[THE TASK]:
Transcribe every entry word for word. Skip the pictures.

[PROVIDED ENTRIES]:
++++++++++

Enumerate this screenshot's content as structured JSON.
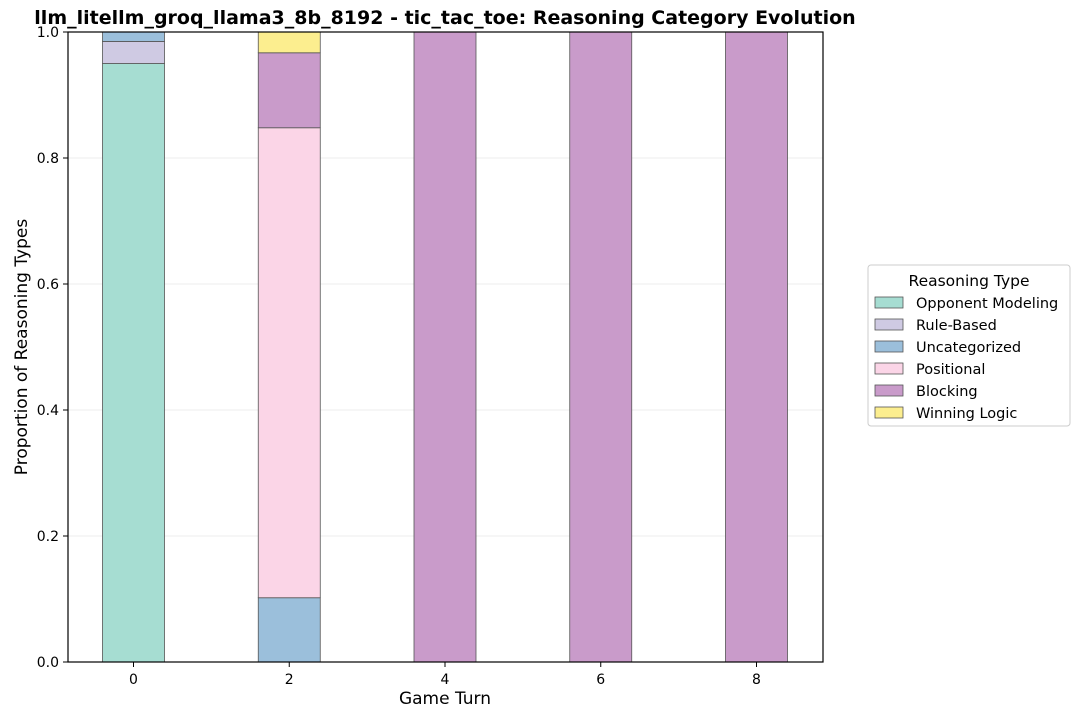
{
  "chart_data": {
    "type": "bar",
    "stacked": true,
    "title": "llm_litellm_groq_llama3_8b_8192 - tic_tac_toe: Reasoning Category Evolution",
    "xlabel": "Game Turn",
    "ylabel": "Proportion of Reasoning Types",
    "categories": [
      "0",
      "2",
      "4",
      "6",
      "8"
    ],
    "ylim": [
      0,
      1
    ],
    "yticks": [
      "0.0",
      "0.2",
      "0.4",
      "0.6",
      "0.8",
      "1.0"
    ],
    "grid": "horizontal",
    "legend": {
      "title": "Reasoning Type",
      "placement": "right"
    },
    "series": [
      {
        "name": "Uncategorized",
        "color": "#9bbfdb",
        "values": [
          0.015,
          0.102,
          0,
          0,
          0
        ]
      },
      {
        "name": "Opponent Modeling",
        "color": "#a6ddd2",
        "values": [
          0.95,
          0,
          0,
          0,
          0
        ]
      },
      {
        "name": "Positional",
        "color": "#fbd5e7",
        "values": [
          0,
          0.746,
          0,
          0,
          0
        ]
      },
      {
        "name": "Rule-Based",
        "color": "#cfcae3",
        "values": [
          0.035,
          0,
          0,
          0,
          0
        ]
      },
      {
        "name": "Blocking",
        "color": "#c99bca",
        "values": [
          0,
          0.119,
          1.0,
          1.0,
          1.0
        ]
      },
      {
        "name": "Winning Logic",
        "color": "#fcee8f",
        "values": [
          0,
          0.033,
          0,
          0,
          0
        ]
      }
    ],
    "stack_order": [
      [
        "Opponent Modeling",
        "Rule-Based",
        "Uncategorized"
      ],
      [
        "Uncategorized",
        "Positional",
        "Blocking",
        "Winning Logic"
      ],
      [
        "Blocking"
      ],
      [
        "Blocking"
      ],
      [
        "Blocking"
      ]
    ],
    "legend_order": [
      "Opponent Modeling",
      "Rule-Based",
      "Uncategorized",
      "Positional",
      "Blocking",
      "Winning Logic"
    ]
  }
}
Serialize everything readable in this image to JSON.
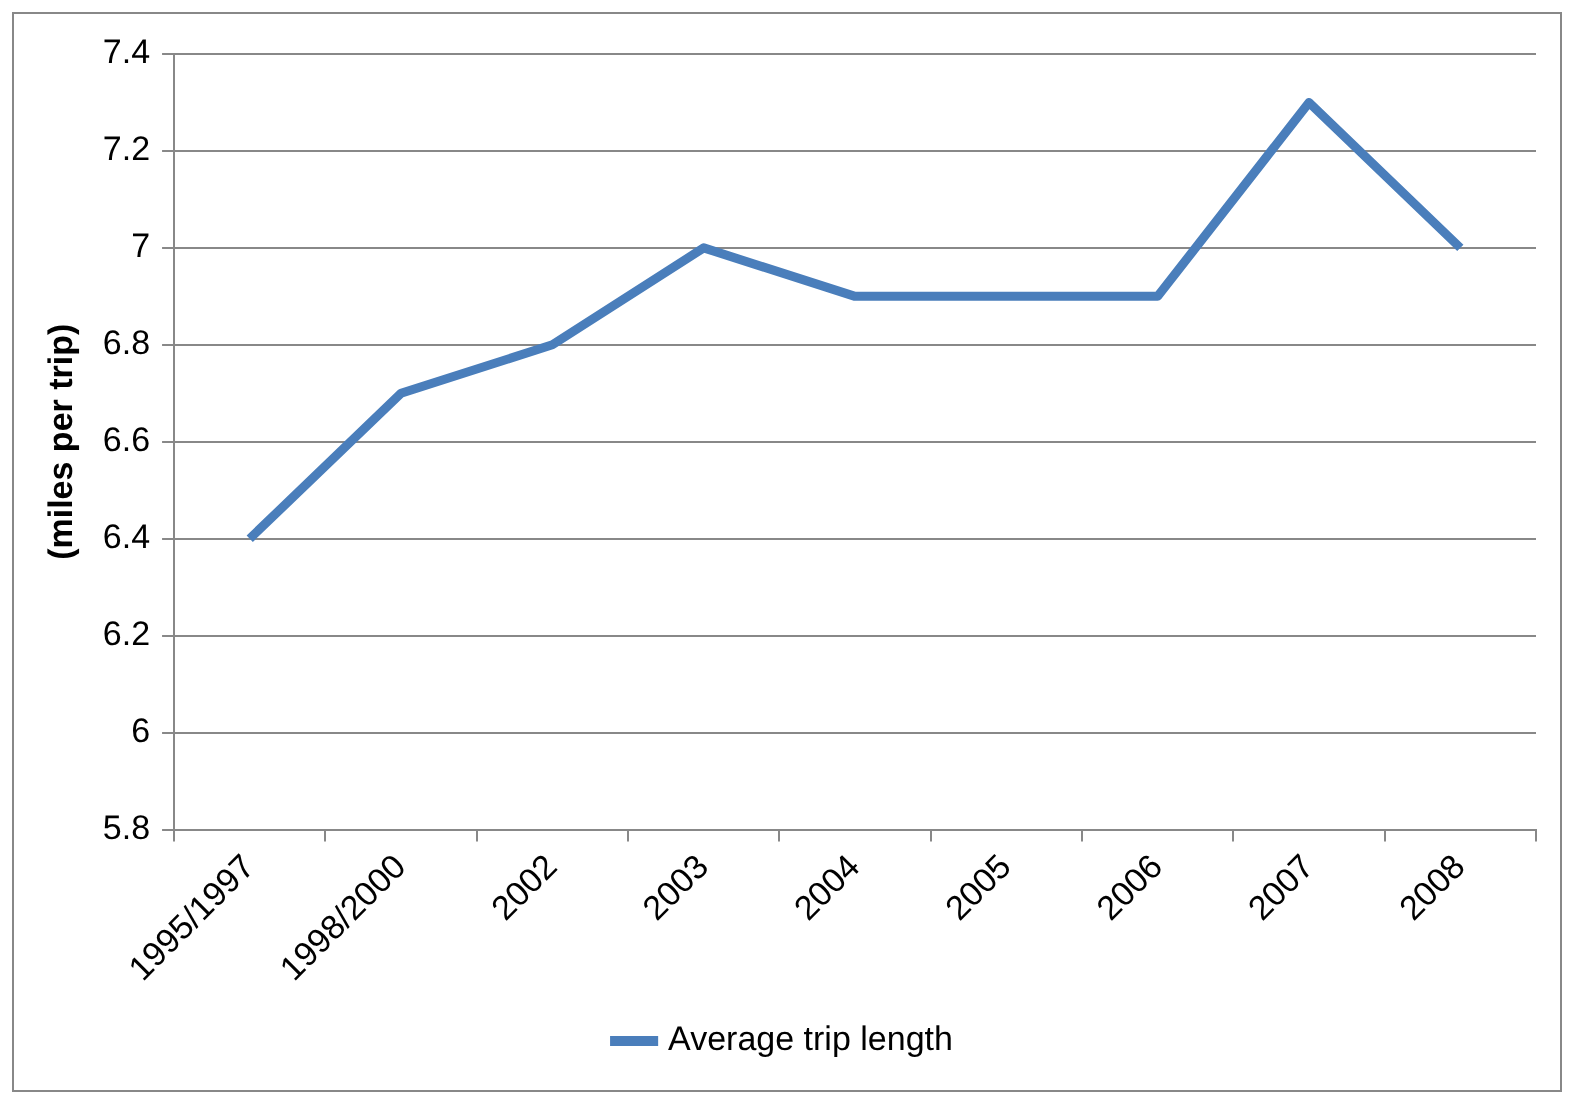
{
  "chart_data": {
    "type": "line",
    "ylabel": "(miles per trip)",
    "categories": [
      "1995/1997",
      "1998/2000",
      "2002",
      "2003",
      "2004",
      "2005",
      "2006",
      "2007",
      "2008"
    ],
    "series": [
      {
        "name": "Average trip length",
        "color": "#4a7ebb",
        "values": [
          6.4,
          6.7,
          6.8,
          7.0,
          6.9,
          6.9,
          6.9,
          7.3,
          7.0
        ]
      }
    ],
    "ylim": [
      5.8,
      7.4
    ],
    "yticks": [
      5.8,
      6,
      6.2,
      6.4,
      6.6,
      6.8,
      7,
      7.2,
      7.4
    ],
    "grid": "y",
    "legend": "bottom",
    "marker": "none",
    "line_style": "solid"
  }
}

++++++++++

[ANSWER]:
Enumerate this screenshot's content as structured JSON.
{
  "chart_data": {
    "type": "bar",
    "stacked": true,
    "title": "llm_litellm_groq_llama3_8b_8192 - tic_tac_toe: Reasoning Category Evolution",
    "xlabel": "Game Turn",
    "ylabel": "Proportion of Reasoning Types",
    "categories": [
      "0",
      "2",
      "4",
      "6",
      "8"
    ],
    "ylim": [
      0,
      1
    ],
    "yticks": [
      "0.0",
      "0.2",
      "0.4",
      "0.6",
      "0.8",
      "1.0"
    ],
    "grid": "horizontal",
    "legend": {
      "title": "Reasoning Type",
      "placement": "right"
    },
    "series": [
      {
        "name": "Uncategorized",
        "color": "#9bbfdb",
        "values": [
          0.015,
          0.102,
          0,
          0,
          0
        ]
      },
      {
        "name": "Opponent Modeling",
        "color": "#a6ddd2",
        "values": [
          0.95,
          0,
          0,
          0,
          0
        ]
      },
      {
        "name": "Positional",
        "color": "#fbd5e7",
        "values": [
          0,
          0.746,
          0,
          0,
          0
        ]
      },
      {
        "name": "Rule-Based",
        "color": "#cfcae3",
        "values": [
          0.035,
          0,
          0,
          0,
          0
        ]
      },
      {
        "name": "Blocking",
        "color": "#c99bca",
        "values": [
          0,
          0.119,
          1.0,
          1.0,
          1.0
        ]
      },
      {
        "name": "Winning Logic",
        "color": "#fcee8f",
        "values": [
          0,
          0.033,
          0,
          0,
          0
        ]
      }
    ],
    "stack_order": [
      [
        "Opponent Modeling",
        "Rule-Based",
        "Uncategorized"
      ],
      [
        "Uncategorized",
        "Positional",
        "Blocking",
        "Winning Logic"
      ],
      [
        "Blocking"
      ],
      [
        "Blocking"
      ],
      [
        "Blocking"
      ]
    ],
    "legend_order": [
      "Opponent Modeling",
      "Rule-Based",
      "Uncategorized",
      "Positional",
      "Blocking",
      "Winning Logic"
    ]
  }
}
Serialize everything readable in this image to JSON.
{
  "chart_data": {
    "type": "line",
    "ylabel": "(miles per trip)",
    "categories": [
      "1995/1997",
      "1998/2000",
      "2002",
      "2003",
      "2004",
      "2005",
      "2006",
      "2007",
      "2008"
    ],
    "series": [
      {
        "name": "Average trip length",
        "color": "#4a7ebb",
        "values": [
          6.4,
          6.7,
          6.8,
          7.0,
          6.9,
          6.9,
          6.9,
          7.3,
          7.0
        ]
      }
    ],
    "ylim": [
      5.8,
      7.4
    ],
    "yticks": [
      5.8,
      6,
      6.2,
      6.4,
      6.6,
      6.8,
      7,
      7.2,
      7.4
    ],
    "grid": "y",
    "legend": "bottom",
    "marker": "none",
    "line_style": "solid"
  }
}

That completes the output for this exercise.